*TASK REQUIREMENTS:* Review the lines that follow and copy each one that contains the word "полоской".

::::

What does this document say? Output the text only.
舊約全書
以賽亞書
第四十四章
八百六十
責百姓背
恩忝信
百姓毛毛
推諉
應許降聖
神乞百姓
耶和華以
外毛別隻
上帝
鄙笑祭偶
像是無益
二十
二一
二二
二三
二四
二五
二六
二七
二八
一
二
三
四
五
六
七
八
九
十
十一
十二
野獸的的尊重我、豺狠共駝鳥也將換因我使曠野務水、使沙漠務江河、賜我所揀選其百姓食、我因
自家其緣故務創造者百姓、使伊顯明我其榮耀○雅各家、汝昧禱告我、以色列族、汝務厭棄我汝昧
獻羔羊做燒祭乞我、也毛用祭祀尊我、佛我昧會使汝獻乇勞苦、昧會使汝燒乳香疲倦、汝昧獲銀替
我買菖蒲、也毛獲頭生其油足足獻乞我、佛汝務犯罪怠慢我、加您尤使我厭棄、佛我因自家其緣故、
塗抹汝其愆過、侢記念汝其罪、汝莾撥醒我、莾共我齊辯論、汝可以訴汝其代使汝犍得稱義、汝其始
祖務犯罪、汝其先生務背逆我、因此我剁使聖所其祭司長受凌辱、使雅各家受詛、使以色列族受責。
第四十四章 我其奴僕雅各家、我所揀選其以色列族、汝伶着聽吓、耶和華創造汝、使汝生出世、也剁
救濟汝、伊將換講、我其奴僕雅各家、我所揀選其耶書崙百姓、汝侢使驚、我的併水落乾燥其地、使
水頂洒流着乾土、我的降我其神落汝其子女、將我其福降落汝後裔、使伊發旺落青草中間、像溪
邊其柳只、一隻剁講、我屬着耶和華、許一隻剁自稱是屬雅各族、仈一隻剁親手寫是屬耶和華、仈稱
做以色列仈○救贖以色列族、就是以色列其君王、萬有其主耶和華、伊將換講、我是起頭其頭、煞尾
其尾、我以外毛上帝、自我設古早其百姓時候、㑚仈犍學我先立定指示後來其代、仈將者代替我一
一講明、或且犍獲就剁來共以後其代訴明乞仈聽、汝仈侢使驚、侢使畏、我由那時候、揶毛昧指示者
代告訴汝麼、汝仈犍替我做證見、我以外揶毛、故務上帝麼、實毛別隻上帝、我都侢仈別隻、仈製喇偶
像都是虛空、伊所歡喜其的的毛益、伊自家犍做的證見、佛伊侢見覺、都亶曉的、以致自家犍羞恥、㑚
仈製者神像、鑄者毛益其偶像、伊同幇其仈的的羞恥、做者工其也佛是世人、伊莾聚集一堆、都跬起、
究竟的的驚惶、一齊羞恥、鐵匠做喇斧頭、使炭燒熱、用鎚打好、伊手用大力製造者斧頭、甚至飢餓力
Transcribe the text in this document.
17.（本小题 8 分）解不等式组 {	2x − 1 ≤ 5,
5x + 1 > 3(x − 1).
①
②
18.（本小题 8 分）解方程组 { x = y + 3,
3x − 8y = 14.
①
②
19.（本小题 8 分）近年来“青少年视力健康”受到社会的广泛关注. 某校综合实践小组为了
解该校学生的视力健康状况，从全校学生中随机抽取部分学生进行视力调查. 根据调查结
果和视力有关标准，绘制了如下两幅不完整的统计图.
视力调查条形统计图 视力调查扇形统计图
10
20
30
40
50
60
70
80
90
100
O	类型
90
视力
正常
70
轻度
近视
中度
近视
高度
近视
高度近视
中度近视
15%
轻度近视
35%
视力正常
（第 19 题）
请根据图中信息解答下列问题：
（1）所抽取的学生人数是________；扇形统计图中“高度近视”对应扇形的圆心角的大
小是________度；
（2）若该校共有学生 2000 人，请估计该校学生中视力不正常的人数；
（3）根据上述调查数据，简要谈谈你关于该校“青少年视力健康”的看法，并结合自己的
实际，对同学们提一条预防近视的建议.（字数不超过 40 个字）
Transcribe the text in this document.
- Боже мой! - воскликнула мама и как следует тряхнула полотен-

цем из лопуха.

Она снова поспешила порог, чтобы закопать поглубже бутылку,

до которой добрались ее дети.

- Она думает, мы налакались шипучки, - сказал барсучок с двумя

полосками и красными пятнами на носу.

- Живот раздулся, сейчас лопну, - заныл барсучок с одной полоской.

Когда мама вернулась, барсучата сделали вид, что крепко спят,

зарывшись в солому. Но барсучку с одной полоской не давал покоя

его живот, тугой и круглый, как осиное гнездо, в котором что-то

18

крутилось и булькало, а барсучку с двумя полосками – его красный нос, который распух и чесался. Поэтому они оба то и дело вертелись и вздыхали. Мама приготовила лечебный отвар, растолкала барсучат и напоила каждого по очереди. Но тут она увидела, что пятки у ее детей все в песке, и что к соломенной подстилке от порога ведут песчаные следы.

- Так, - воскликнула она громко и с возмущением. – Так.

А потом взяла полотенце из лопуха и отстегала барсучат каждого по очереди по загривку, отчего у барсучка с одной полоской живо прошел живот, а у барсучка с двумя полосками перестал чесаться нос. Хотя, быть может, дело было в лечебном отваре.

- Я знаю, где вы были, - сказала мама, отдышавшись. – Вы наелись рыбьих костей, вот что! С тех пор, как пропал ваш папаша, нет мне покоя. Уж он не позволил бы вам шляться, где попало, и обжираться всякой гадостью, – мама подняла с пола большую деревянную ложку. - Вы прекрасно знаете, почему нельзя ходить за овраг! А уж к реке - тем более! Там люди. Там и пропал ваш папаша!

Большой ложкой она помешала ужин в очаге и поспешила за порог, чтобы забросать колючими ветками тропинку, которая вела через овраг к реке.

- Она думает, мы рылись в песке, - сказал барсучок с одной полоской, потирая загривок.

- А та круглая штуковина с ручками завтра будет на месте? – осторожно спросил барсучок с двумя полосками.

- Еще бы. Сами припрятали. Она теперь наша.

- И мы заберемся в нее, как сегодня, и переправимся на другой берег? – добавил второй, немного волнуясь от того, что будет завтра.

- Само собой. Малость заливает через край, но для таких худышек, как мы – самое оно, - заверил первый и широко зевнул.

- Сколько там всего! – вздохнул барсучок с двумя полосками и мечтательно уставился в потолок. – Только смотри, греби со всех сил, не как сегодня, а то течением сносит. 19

::::

*OUTPUT:*
- Живот раздулся, сейчас лопну, - заныл барсучок с одной полоской.
зарывшись в солому. Но барсучку с одной полоской не давал покоя
А потом взяла полотенце из лопуха и отстегала барсучат каждого по очереди по загривку, отчего у барсучка с одной полоской живо прошел живот, а у барсучка с двумя полосками перестал чесаться нос. Хотя, быть может, дело было в лечебном отваре.
- Она думает, мы рылись в песке, - сказал барсучок с одной полоской, потирая загривок.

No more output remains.